* [EXERCISE REQUIREMENTS]
Write out the whole listing again, exactly.

* [DATA FOR THE TASK]
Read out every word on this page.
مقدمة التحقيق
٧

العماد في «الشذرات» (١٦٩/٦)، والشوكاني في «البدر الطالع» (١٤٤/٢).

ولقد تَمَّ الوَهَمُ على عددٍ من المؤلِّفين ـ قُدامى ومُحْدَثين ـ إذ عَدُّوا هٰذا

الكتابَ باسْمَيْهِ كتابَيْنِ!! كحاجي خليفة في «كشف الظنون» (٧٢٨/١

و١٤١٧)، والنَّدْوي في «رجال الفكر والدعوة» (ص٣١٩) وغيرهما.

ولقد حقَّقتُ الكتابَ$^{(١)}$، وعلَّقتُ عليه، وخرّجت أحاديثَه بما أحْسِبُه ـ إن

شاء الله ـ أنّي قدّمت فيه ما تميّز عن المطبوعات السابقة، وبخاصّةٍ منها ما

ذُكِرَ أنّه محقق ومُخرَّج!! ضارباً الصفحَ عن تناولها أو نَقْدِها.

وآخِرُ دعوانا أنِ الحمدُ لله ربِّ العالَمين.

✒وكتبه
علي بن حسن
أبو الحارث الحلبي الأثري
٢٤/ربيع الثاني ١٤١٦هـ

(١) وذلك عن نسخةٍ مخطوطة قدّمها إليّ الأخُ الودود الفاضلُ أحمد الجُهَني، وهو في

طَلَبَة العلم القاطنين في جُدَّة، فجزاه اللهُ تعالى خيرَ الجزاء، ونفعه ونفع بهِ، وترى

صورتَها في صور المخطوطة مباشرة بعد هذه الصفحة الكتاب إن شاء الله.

* [SOLUTION FOR THIS TASK]
Read out every word on this page.
مقدمة التحقيق
٧

العماد في «الشذرات» (١٦٩/٦)، والشوكاني في «البدر الطالع» (١٤٤/٢).

ولقد تَمَّ الوَهَمُ على عددٍ من المؤلِّفين ـ قُدامى ومُحْدَثين ـ إذ عَدُّوا هٰذا

الكتابَ باسْمَيْهِ كتابَيْنِ!! كحاجي خليفة في «كشف الظنون» (٧٢٨/١

و١٤١٧)، والنَّدْوي في «رجال الفكر والدعوة» (ص٣١٩) وغيرهما.

ولقد حقَّقتُ الكتابَ$^{(١)}$، وعلَّقتُ عليه، وخرّجت أحاديثَه بما أحْسِبُه ـ إن

شاء الله ـ أنّي قدّمت فيه ما تميّز عن المطبوعات السابقة، وبخاصّةٍ منها ما

ذُكِرَ أنّه محقق ومُخرَّج!! ضارباً الصفحَ عن تناولها أو نَقْدِها.

وآخِرُ دعوانا أنِ الحمدُ لله ربِّ العالَمين.

✒وكتبه
علي بن حسن
أبو الحارث الحلبي الأثري
٢٤/ربيع الثاني ١٤١٦هـ

(١) وذلك عن نسخةٍ مخطوطة قدّمها إليّ الأخُ الودود الفاضلُ أحمد الجُهَني، وهو في

طَلَبَة العلم القاطنين في جُدَّة، فجزاه اللهُ تعالى خيرَ الجزاء، ونفعه ونفع بهِ، وترى

صورتَها في صور المخطوطة مباشرة بعد هذه الصفحة الكتاب إن شاء الله.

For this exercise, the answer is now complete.